*What needs to be done*. Assemble all lines in which the string "series" appears.

*Dataset extract*.
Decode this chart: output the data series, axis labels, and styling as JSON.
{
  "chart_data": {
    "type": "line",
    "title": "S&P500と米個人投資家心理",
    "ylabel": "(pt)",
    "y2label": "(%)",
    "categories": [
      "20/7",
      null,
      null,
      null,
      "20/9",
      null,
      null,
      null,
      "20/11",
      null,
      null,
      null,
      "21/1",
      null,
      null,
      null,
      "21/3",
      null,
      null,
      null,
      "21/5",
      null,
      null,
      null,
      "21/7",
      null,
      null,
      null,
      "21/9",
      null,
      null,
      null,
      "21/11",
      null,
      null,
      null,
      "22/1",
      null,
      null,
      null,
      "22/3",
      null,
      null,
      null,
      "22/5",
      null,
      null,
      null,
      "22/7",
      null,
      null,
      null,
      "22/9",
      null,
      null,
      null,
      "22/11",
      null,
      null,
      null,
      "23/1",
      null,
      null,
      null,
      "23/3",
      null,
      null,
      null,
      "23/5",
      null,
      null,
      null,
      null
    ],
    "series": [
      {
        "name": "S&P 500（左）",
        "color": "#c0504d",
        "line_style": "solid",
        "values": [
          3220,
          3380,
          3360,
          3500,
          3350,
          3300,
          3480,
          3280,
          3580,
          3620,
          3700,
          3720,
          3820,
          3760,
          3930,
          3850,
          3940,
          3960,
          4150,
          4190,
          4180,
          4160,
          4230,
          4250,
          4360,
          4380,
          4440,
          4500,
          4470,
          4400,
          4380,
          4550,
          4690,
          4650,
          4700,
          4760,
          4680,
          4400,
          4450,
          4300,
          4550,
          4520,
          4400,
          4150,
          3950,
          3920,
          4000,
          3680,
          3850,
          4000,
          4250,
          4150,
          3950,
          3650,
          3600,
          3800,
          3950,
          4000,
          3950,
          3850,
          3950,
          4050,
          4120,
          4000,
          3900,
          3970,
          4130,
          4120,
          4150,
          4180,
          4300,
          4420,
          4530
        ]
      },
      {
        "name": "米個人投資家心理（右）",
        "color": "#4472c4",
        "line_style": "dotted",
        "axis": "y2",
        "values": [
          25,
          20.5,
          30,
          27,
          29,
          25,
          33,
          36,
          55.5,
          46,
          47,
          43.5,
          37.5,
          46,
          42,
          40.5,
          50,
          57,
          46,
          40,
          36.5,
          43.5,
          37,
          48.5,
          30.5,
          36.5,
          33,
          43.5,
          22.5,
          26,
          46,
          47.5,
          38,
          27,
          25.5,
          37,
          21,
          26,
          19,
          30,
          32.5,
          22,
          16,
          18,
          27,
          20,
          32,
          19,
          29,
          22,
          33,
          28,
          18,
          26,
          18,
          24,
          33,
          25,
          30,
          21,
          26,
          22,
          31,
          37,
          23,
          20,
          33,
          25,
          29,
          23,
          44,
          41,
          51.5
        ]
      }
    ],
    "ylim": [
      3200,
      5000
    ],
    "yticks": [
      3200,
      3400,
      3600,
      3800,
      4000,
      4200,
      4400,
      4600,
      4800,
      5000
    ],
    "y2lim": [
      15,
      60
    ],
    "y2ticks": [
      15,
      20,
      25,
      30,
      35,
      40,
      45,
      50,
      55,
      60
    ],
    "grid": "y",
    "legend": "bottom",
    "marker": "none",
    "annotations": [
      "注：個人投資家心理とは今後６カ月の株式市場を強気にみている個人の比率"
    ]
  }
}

*Task output*.
Decode this chart: output the data series, axis labels, and styling as JSON.
    "series": [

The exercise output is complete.